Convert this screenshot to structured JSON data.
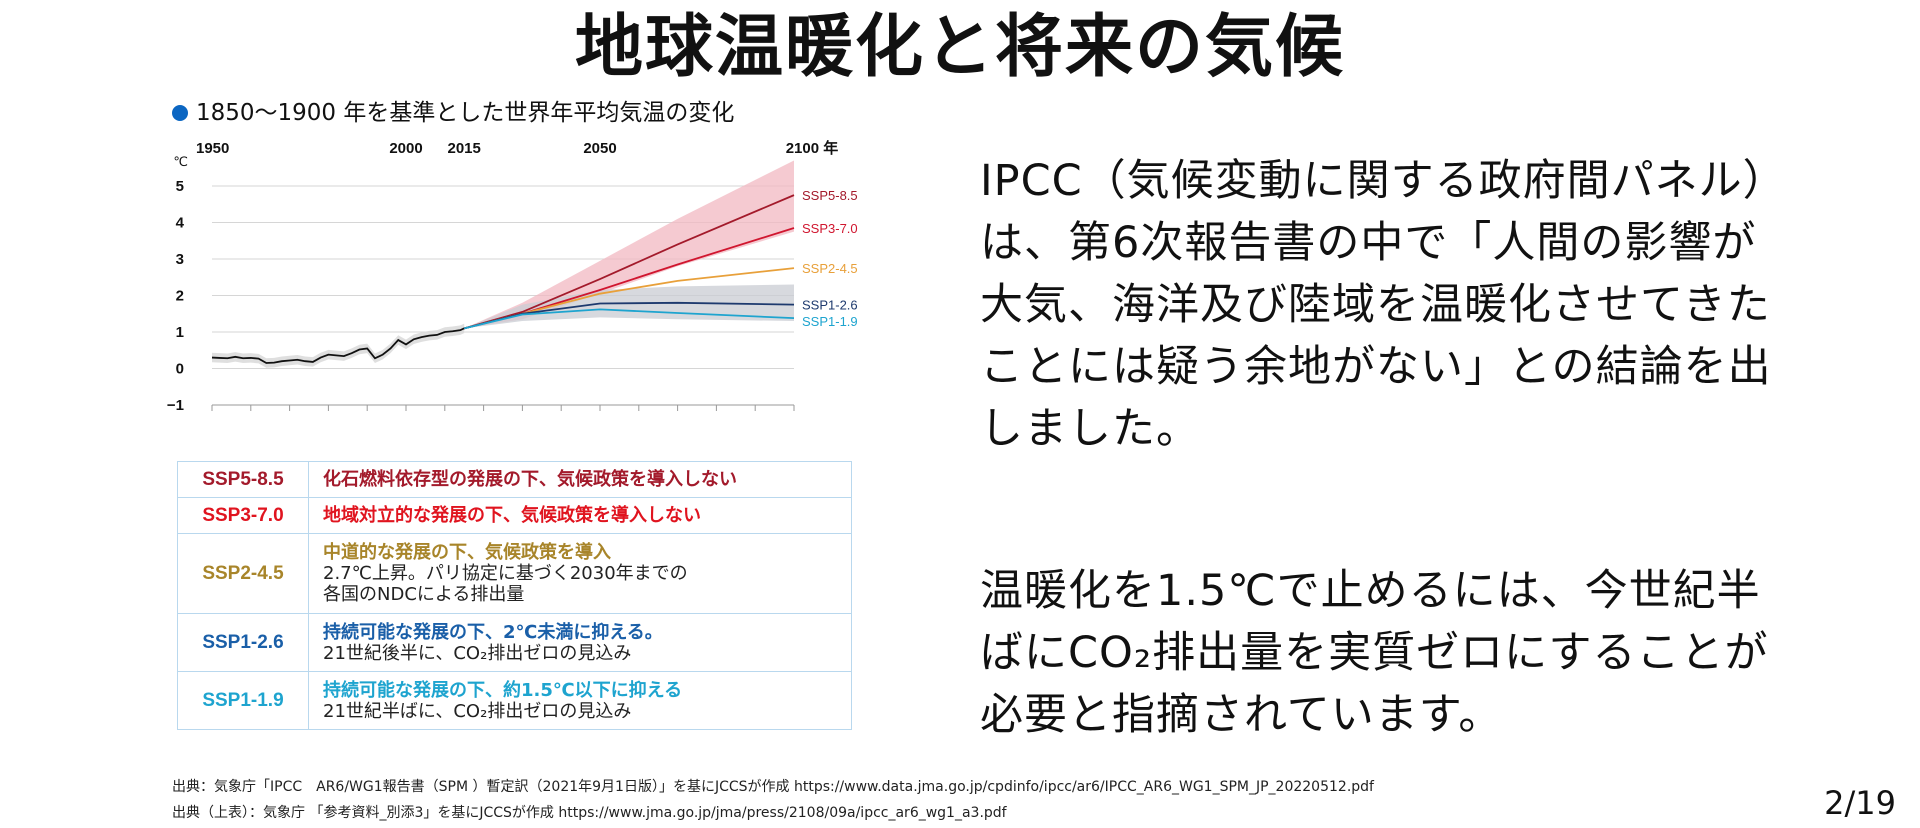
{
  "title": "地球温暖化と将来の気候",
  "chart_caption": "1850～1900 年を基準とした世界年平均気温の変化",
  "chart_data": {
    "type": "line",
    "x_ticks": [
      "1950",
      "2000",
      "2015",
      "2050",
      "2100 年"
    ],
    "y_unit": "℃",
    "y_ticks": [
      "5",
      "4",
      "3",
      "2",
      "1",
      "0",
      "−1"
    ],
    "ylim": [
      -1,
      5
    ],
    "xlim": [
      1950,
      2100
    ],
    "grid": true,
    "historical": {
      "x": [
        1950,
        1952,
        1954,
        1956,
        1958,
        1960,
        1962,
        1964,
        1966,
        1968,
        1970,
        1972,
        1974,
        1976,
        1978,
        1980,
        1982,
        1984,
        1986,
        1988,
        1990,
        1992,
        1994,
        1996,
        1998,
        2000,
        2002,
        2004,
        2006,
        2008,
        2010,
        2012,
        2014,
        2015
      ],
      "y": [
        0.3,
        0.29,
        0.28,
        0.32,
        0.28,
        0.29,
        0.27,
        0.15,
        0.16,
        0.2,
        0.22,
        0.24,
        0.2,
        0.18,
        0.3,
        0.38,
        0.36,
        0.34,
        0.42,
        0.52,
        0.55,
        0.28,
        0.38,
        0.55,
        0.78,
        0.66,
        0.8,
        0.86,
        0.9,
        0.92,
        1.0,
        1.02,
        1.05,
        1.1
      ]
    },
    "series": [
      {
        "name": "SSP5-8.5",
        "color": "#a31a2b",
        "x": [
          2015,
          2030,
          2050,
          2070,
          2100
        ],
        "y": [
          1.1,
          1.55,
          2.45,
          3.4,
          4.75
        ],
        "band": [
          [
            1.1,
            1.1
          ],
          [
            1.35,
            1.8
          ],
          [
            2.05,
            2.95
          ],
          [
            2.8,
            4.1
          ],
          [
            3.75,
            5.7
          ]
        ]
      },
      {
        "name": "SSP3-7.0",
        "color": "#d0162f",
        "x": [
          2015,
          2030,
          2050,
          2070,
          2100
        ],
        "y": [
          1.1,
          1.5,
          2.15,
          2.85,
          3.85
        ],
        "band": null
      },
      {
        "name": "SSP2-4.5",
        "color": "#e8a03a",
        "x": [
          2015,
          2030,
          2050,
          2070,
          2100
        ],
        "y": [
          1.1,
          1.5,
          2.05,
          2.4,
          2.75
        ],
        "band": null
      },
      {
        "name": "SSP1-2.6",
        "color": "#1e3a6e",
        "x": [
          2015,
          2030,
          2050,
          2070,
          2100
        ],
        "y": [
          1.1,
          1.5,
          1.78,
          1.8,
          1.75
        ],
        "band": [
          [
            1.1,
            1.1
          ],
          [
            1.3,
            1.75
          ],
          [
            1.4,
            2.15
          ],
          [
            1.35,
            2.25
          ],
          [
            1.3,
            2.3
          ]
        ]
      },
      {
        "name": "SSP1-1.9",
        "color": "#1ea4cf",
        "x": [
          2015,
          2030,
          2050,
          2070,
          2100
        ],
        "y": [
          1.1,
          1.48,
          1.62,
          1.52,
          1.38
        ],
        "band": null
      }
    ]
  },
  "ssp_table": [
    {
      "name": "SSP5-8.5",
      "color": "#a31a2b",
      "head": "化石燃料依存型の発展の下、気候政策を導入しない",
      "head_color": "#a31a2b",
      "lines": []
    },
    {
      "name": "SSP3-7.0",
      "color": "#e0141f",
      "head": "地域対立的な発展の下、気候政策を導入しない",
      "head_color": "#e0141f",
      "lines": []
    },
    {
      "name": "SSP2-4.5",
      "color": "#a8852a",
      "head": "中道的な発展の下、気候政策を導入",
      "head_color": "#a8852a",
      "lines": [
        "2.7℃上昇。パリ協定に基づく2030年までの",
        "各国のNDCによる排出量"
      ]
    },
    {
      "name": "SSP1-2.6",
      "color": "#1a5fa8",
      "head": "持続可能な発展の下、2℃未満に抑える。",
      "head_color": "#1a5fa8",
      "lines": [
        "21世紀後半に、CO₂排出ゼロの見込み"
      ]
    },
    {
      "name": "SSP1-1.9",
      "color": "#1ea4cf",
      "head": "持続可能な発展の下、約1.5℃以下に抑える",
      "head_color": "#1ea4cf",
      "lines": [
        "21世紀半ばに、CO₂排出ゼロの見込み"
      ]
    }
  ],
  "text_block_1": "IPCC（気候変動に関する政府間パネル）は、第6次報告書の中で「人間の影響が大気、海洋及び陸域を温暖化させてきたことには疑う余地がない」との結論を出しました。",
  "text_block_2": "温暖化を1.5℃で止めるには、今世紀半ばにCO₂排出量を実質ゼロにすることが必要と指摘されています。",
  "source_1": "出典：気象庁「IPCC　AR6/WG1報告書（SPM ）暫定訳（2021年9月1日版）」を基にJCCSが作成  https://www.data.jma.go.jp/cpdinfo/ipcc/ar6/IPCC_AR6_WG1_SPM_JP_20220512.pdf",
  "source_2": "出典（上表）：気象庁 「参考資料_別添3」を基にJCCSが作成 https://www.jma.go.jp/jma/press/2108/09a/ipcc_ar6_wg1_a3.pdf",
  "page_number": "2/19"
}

-=-=-=-=-

Task prompt |
Give the count of lines in the data above that hold the string "気候政策を導入しない", with no additional words.

Response |
2